** begin INPUT MATERIAL **
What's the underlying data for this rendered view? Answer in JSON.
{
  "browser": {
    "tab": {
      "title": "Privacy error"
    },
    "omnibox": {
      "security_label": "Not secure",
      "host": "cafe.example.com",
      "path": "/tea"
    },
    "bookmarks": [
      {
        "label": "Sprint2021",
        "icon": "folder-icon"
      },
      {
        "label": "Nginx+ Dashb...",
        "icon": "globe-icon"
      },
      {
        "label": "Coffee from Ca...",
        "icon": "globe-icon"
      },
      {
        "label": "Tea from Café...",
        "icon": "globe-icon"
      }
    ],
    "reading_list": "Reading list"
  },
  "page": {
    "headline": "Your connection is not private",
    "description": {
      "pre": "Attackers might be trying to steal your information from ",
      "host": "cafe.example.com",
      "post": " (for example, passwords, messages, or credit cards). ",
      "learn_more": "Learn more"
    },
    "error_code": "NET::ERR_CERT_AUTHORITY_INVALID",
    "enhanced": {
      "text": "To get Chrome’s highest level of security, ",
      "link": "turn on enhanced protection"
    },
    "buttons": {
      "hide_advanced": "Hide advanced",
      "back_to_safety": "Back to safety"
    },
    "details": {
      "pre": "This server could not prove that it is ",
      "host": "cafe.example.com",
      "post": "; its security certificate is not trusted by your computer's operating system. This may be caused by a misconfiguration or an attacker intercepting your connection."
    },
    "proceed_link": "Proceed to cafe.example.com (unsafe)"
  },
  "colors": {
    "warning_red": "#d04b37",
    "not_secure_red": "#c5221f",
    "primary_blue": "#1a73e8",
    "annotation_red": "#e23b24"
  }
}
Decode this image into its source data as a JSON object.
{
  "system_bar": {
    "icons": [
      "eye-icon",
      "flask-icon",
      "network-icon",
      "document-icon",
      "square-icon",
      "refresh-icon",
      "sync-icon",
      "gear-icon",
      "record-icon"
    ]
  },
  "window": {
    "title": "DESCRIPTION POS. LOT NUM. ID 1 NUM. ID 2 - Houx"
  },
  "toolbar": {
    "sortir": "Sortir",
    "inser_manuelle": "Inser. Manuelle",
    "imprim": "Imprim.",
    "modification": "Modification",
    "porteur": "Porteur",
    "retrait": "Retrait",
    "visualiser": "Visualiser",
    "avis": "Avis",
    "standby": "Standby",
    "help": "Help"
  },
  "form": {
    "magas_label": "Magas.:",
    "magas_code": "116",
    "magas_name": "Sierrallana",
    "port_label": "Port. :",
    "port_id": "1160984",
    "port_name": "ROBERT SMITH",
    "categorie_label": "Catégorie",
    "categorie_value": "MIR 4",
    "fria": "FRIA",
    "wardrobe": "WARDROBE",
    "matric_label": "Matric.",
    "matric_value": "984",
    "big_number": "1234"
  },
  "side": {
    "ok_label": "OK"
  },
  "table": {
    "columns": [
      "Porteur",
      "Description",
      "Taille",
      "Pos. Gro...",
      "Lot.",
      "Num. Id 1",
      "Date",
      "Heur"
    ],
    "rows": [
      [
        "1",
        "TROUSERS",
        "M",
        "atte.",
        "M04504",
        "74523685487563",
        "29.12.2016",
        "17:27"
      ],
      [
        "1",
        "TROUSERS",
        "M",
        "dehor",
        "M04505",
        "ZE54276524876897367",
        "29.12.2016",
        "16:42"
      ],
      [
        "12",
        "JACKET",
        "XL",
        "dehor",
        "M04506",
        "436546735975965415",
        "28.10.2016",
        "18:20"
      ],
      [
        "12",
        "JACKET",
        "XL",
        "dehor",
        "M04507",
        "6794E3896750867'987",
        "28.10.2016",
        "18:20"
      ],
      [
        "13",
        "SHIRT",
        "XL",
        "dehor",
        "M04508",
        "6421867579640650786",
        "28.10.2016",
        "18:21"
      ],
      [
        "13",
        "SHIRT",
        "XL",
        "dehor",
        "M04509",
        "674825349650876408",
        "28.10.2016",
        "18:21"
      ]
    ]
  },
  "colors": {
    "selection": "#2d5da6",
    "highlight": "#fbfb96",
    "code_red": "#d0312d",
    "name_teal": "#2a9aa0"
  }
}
** end INPUT MATERIAL **
» TASK
Copy out the lines that hold "data".

» EXERCISE OUTPUT
What's the underlying data for this rendered view? Answer in JSON.
Decode this image into its source data as a JSON object.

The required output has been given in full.